> _Challenge_
Would you restate, exactly as they appear, the lines from the one containing "OCR this image." through the end of the data below?

> _Dataset content_
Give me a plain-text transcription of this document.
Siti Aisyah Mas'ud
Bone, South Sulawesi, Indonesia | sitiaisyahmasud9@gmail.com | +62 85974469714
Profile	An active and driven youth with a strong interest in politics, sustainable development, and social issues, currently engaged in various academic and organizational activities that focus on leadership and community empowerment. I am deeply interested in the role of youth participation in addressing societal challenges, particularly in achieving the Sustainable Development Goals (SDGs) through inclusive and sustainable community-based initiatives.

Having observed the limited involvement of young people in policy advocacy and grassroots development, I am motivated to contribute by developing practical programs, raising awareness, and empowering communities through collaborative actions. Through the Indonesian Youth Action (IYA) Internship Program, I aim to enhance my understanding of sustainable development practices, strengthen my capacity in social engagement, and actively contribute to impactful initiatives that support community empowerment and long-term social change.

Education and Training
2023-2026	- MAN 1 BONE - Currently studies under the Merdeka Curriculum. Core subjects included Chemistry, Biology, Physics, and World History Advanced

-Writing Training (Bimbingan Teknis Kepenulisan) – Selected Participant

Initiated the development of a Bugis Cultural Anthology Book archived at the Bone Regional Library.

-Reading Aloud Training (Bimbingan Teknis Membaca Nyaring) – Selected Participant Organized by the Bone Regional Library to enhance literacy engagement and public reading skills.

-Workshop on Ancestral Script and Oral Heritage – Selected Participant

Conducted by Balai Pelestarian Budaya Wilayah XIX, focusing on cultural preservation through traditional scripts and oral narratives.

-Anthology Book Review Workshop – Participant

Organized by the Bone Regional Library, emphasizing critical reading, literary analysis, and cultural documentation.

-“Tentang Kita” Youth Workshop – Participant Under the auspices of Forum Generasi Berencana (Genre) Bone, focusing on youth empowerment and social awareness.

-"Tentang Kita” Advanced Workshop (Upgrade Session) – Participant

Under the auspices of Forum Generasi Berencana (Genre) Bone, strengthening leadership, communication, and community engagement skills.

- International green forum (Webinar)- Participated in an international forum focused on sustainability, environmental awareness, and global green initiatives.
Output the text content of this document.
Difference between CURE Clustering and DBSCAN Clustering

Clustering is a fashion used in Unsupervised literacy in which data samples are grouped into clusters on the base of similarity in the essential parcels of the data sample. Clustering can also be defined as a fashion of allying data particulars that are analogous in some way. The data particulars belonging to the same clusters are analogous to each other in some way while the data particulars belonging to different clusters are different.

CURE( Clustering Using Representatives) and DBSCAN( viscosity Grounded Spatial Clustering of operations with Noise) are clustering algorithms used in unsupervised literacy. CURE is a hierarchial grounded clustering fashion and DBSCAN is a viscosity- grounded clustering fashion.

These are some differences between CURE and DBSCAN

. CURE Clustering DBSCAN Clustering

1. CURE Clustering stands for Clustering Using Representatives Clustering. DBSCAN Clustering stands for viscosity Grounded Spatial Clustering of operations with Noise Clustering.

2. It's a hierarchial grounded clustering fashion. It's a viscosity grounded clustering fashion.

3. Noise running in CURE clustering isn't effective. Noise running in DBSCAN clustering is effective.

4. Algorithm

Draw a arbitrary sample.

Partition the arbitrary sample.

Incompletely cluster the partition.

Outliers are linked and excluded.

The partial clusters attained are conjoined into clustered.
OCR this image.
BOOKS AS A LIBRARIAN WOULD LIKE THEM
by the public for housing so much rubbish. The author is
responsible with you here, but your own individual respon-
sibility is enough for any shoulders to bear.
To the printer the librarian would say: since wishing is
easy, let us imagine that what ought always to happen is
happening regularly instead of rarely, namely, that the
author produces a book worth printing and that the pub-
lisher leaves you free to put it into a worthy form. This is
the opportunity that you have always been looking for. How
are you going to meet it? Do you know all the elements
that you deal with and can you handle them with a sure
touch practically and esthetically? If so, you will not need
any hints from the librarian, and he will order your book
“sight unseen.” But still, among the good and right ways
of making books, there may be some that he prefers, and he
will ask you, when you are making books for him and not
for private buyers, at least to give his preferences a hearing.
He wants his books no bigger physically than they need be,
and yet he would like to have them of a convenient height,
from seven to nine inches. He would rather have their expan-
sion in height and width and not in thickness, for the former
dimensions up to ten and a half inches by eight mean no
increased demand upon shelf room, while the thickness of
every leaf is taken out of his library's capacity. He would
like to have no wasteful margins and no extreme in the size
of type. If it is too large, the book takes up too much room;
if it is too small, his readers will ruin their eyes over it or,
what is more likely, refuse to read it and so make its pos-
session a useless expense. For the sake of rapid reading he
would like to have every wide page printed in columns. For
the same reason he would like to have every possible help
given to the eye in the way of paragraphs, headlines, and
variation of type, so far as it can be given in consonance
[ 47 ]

> _The completed task_
OCR this image.
BOOKS AS A LIBRARIAN WOULD LIKE THEM
by the public for housing so much rubbish. The author is
responsible with you here, but your own individual respon-
sibility is enough for any shoulders to bear.
To the printer the librarian would say: since wishing is
easy, let us imagine that what ought always to happen is
happening regularly instead of rarely, namely, that the
author produces a book worth printing and that the pub-
lisher leaves you free to put it into a worthy form. This is
the opportunity that you have always been looking for. How
are you going to meet it? Do you know all the elements
that you deal with and can you handle them with a sure
touch practically and esthetically? If so, you will not need
any hints from the librarian, and he will order your book
“sight unseen.” But still, among the good and right ways
of making books, there may be some that he prefers, and he
will ask you, when you are making books for him and not
for private buyers, at least to give his preferences a hearing.
He wants his books no bigger physically than they need be,
and yet he would like to have them of a convenient height,
from seven to nine inches. He would rather have their expan-
sion in height and width and not in thickness, for the former
dimensions up to ten and a half inches by eight mean no
increased demand upon shelf room, while the thickness of
every leaf is taken out of his library's capacity. He would
like to have no wasteful margins and no extreme in the size
of type. If it is too large, the book takes up too much room;
if it is too small, his readers will ruin their eyes over it or,
what is more likely, refuse to read it and so make its pos-
session a useless expense. For the sake of rapid reading he
would like to have every wide page printed in columns. For
the same reason he would like to have every possible help
given to the eye in the way of paragraphs, headlines, and
variation of type, so far as it can be given in consonance
[ 47 ]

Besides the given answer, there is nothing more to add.